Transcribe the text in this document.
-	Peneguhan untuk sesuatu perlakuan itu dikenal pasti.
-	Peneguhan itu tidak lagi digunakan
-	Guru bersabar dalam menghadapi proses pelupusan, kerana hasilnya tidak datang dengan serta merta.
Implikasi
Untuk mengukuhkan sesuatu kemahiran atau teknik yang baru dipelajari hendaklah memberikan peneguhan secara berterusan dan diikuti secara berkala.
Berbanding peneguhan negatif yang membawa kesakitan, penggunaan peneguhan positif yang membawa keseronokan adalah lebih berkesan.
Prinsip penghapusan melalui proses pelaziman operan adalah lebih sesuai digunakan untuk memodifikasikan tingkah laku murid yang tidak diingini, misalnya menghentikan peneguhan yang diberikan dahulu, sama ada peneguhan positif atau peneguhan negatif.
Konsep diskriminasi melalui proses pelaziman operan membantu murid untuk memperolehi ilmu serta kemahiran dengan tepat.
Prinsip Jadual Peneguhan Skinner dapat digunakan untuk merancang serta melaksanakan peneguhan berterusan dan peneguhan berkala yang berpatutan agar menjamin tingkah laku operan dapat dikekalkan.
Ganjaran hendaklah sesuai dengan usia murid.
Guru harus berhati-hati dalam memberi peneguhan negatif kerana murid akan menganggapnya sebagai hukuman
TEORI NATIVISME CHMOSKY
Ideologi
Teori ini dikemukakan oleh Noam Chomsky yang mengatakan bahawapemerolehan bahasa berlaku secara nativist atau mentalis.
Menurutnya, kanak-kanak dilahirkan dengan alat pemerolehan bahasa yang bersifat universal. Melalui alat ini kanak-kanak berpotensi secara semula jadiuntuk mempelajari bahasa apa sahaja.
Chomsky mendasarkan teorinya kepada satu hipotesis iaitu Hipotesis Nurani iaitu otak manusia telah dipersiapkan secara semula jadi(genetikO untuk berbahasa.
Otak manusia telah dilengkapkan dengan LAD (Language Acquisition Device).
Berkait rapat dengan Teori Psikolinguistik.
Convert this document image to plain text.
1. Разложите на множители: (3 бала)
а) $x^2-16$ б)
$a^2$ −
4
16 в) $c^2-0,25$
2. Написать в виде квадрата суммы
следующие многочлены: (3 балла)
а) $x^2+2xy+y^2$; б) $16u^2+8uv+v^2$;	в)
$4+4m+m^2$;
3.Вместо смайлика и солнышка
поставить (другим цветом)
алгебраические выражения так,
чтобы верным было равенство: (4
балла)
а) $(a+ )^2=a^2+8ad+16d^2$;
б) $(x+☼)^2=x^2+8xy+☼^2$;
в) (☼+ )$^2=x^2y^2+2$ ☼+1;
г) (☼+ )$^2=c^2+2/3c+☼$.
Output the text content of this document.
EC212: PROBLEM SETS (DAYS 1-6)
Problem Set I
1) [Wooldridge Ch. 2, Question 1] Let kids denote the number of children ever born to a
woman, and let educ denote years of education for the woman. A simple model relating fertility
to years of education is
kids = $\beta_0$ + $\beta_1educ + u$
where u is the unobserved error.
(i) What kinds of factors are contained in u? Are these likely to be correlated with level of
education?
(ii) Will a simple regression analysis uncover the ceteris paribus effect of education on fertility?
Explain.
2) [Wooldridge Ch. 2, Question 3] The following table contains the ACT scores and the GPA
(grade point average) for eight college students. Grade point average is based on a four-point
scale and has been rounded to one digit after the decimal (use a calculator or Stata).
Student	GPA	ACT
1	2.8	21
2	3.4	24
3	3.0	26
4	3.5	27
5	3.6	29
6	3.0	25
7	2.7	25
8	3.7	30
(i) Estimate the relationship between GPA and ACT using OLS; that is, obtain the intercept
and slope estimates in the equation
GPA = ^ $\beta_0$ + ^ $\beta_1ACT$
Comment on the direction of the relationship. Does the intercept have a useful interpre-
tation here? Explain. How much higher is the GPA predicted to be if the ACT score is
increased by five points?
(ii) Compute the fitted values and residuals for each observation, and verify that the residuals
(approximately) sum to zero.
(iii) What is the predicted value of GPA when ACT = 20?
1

● Directions
Output the listing above exactly as it appears.

● Written answer
Transcribe the text in this document.
-	Peneguhan untuk sesuatu perlakuan itu dikenal pasti.
-	Peneguhan itu tidak lagi digunakan
-	Guru bersabar dalam menghadapi proses pelupusan, kerana hasilnya tidak datang dengan serta merta.
Implikasi
Untuk mengukuhkan sesuatu kemahiran atau teknik yang baru dipelajari hendaklah memberikan peneguhan secara berterusan dan diikuti secara berkala.
Berbanding peneguhan negatif yang membawa kesakitan, penggunaan peneguhan positif yang membawa keseronokan adalah lebih berkesan.
Prinsip penghapusan melalui proses pelaziman operan adalah lebih sesuai digunakan untuk memodifikasikan tingkah laku murid yang tidak diingini, misalnya menghentikan peneguhan yang diberikan dahulu, sama ada peneguhan positif atau peneguhan negatif.
Konsep diskriminasi melalui proses pelaziman operan membantu murid untuk memperolehi ilmu serta kemahiran dengan tepat.
Prinsip Jadual Peneguhan Skinner dapat digunakan untuk merancang serta melaksanakan peneguhan berterusan dan peneguhan berkala yang berpatutan agar menjamin tingkah laku operan dapat dikekalkan.
Ganjaran hendaklah sesuai dengan usia murid.
Guru harus berhati-hati dalam memberi peneguhan negatif kerana murid akan menganggapnya sebagai hukuman
TEORI NATIVISME CHMOSKY
Ideologi
Teori ini dikemukakan oleh Noam Chomsky yang mengatakan bahawapemerolehan bahasa berlaku secara nativist atau mentalis.
Menurutnya, kanak-kanak dilahirkan dengan alat pemerolehan bahasa yang bersifat universal. Melalui alat ini kanak-kanak berpotensi secara semula jadiuntuk mempelajari bahasa apa sahaja.
Chomsky mendasarkan teorinya kepada satu hipotesis iaitu Hipotesis Nurani iaitu otak manusia telah dipersiapkan secara semula jadi(genetikO untuk berbahasa.
Otak manusia telah dilengkapkan dengan LAD (Language Acquisition Device).
Berkait rapat dengan Teori Psikolinguistik.
Convert this document image to plain text.
1. Разложите на множители: (3 бала)
а) $x^2-16$ б)
$a^2$ −
4
16 в) $c^2-0,25$
2. Написать в виде квадрата суммы
следующие многочлены: (3 балла)
а) $x^2+2xy+y^2$; б) $16u^2+8uv+v^2$;	в)
$4+4m+m^2$;
3.Вместо смайлика и солнышка
поставить (другим цветом)
алгебраические выражения так,
чтобы верным было равенство: (4
балла)
а) $(a+ )^2=a^2+8ad+16d^2$;
б) $(x+☼)^2=x^2+8xy+☼^2$;
в) (☼+ )$^2=x^2y^2+2$ ☼+1;
г) (☼+ )$^2=c^2+2/3c+☼$.
Output the text content of this document.
EC212: PROBLEM SETS (DAYS 1-6)
Problem Set I
1) [Wooldridge Ch. 2, Question 1] Let kids denote the number of children ever born to a
woman, and let educ denote years of education for the woman. A simple model relating fertility
to years of education is
kids = $\beta_0$ + $\beta_1educ + u$
where u is the unobserved error.
(i) What kinds of factors are contained in u? Are these likely to be correlated with level of
education?
(ii) Will a simple regression analysis uncover the ceteris paribus effect of education on fertility?
Explain.
2) [Wooldridge Ch. 2, Question 3] The following table contains the ACT scores and the GPA
(grade point average) for eight college students. Grade point average is based on a four-point
scale and has been rounded to one digit after the decimal (use a calculator or Stata).
Student	GPA	ACT
1	2.8	21
2	3.4	24
3	3.0	26
4	3.5	27
5	3.6	29
6	3.0	25
7	2.7	25
8	3.7	30
(i) Estimate the relationship between GPA and ACT using OLS; that is, obtain the intercept
and slope estimates in the equation
GPA = ^ $\beta_0$ + ^ $\beta_1ACT$
Comment on the direction of the relationship. Does the intercept have a useful interpre-
tation here? Explain. How much higher is the GPA predicted to be if the ACT score is
increased by five points?
(ii) Compute the fitted values and residuals for each observation, and verify that the residuals
(approximately) sum to zero.
(iii) What is the predicted value of GPA when ACT = 20?
1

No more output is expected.